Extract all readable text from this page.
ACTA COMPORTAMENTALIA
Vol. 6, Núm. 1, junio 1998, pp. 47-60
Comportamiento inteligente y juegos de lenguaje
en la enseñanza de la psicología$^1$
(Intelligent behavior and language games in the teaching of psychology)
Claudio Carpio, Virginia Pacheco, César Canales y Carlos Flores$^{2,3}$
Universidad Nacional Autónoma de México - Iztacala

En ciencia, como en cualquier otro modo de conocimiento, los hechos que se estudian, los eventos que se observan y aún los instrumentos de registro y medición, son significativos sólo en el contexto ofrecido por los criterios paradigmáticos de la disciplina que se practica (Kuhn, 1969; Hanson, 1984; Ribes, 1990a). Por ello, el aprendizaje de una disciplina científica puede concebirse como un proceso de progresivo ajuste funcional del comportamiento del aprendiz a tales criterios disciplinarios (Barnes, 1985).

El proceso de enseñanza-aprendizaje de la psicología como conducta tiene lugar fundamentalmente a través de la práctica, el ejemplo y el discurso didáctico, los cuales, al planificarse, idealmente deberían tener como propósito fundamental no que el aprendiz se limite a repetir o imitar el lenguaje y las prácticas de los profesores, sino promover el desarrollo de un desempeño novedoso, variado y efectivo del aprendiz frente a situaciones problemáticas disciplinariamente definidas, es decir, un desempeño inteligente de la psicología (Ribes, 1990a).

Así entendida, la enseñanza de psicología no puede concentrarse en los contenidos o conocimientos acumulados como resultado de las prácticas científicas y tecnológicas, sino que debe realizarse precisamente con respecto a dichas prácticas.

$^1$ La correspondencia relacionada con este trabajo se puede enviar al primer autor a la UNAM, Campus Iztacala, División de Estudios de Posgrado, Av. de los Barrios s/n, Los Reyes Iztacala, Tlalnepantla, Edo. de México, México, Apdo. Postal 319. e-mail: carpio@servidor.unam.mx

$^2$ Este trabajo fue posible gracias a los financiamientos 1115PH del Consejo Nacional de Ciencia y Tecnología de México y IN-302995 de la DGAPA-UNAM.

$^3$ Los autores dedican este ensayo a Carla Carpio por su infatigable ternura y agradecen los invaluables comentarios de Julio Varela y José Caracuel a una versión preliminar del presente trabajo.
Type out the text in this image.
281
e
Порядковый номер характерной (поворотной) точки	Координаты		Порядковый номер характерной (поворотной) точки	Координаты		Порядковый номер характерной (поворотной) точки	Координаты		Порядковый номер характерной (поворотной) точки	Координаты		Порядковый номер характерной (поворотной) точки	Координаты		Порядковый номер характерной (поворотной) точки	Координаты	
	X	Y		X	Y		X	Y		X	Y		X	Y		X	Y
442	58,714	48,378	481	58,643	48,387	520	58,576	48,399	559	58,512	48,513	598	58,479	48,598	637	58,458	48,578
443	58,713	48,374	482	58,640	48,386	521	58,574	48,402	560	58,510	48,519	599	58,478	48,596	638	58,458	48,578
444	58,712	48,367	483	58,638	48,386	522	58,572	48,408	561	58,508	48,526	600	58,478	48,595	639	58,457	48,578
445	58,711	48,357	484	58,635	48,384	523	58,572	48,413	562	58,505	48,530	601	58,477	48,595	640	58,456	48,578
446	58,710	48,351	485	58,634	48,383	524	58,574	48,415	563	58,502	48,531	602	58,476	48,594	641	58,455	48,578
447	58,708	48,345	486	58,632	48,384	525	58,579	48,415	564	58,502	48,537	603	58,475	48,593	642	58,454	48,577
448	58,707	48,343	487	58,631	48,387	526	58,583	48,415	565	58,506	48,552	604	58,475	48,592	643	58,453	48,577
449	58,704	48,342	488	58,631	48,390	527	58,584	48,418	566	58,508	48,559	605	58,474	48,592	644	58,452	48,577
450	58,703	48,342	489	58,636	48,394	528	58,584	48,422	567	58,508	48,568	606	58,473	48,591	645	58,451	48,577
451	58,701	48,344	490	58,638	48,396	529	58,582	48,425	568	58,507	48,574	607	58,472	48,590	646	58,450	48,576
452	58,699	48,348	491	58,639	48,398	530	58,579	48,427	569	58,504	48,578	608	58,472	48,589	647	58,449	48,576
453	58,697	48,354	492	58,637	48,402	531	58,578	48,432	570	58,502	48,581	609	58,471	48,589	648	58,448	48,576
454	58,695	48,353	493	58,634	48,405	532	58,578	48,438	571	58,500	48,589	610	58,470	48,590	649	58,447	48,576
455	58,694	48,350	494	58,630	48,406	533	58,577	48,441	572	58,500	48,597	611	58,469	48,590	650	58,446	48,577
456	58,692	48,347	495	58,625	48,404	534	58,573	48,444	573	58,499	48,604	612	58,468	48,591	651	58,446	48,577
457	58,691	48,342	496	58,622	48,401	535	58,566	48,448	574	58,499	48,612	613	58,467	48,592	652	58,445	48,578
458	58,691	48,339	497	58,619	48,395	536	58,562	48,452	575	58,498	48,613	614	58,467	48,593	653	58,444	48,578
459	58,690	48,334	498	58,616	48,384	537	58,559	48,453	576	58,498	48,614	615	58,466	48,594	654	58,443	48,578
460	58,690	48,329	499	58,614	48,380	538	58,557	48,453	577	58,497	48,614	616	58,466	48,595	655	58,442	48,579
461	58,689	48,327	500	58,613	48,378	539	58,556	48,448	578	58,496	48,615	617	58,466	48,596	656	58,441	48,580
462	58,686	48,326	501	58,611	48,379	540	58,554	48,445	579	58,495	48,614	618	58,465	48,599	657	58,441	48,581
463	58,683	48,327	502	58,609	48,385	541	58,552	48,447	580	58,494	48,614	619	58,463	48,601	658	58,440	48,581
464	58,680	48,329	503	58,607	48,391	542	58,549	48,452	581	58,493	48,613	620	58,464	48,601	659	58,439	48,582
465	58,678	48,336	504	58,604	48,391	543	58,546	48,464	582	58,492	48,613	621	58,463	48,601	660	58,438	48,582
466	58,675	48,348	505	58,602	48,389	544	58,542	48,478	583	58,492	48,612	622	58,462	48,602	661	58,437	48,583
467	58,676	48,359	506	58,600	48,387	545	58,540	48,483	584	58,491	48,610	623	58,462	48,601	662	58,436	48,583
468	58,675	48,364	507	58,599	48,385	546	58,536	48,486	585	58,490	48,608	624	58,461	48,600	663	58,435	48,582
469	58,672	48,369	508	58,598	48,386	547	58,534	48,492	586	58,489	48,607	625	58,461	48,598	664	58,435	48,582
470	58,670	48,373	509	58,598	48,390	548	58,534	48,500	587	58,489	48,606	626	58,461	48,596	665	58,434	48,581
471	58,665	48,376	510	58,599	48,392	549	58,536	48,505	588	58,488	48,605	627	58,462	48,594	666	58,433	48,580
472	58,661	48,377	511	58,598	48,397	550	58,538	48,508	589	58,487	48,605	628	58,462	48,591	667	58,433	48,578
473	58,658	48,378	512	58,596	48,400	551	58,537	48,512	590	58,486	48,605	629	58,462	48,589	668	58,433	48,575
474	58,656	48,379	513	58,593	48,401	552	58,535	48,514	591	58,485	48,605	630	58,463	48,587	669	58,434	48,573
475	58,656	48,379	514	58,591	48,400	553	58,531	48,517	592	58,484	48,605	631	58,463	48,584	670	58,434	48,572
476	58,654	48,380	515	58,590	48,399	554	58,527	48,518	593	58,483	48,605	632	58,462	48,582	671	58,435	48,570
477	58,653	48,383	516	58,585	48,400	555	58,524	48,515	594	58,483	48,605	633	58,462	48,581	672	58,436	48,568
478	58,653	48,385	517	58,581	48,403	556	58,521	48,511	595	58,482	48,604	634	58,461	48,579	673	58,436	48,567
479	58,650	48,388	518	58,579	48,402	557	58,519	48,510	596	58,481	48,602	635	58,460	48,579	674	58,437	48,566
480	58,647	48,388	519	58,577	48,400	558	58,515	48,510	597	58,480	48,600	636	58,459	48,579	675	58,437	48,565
──────────────────────────────
[OBJECTIVE] Scan the material above. Copy each line where "inteligente" occurs.

[SOLUTION FOR THIS TASK]
Comportamiento inteligente y juegos de lenguaje
El proceso de enseñanza-aprendizaje de la psicología como conducta tiene lugar fundamentalmente a través de la práctica, el ejemplo y el discurso didáctico, los cuales, al planificarse, idealmente deberían tener como propósito fundamental no que el aprendiz se limite a repetir o imitar el lenguaje y las prácticas de los profesores, sino promover el desarrollo de un desempeño novedoso, variado y efectivo del aprendiz frente a situaciones problemáticas disciplinariamente definidas, es decir, un desempeño inteligente de la psicología (Ribes, 1990a).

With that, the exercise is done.